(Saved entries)
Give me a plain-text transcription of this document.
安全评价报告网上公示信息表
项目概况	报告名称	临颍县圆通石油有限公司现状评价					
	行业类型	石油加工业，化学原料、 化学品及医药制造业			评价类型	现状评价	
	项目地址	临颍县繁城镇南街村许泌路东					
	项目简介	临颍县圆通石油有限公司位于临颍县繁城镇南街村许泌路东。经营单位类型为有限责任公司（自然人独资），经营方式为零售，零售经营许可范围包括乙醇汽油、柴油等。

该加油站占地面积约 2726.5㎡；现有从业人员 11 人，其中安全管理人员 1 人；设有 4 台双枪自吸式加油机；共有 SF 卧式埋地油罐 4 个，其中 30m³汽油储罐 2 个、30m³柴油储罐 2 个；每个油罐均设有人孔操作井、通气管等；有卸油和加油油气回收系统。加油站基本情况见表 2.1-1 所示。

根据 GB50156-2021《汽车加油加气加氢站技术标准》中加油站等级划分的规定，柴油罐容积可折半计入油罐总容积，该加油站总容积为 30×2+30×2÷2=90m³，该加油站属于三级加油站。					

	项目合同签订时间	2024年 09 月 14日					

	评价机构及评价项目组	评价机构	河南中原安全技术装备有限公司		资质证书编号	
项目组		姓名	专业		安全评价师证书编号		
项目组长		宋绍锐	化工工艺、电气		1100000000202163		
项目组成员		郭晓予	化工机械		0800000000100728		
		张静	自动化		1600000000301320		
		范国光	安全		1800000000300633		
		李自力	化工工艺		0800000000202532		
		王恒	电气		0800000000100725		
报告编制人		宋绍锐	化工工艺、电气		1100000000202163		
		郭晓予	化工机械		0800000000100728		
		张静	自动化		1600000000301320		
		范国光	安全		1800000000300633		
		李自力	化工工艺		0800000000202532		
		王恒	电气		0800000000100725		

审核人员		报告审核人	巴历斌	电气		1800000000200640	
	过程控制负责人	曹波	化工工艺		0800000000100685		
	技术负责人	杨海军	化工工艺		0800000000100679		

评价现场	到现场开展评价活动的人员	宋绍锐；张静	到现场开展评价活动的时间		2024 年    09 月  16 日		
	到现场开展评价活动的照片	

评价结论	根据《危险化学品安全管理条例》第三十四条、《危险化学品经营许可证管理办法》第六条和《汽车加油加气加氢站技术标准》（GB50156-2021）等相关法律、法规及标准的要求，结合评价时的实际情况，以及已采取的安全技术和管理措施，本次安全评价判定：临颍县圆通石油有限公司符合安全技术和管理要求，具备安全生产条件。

* [Short problem]: Where does the word "化工机械" appear in the listing? List each line that holds it.

* [Expected output]:
项目组成员		郭晓予	化工机械		0800000000100728		
		郭晓予	化工机械		0800000000100728		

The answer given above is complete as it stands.